YOUR TASK: Scan the entries and tally the lines that include the string "размышления". Reply with the figure alone.

RECORDS FOR THE EXERCISE:
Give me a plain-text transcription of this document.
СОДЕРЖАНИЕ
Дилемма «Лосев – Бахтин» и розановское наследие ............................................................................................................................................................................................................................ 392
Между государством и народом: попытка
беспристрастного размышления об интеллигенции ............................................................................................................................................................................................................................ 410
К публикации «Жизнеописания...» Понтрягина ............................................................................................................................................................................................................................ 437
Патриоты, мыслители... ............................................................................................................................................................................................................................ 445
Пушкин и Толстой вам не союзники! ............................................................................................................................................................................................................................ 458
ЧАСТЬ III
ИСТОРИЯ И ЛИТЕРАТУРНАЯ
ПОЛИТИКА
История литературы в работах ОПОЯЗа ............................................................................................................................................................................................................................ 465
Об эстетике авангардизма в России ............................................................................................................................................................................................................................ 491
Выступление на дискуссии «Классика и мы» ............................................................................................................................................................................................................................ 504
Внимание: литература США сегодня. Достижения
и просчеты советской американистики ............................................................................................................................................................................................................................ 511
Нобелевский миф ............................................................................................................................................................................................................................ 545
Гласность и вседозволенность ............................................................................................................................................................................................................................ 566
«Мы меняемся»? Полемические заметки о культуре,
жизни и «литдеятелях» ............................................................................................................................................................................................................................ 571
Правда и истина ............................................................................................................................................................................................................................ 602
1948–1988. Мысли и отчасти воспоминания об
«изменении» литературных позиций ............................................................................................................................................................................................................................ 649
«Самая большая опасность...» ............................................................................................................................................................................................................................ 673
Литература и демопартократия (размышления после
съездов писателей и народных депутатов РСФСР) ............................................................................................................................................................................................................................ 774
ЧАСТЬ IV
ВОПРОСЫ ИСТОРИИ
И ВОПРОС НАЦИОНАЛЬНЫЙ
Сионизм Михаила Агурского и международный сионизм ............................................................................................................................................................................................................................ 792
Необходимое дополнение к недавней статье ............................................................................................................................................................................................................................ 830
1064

OUTPUT: 2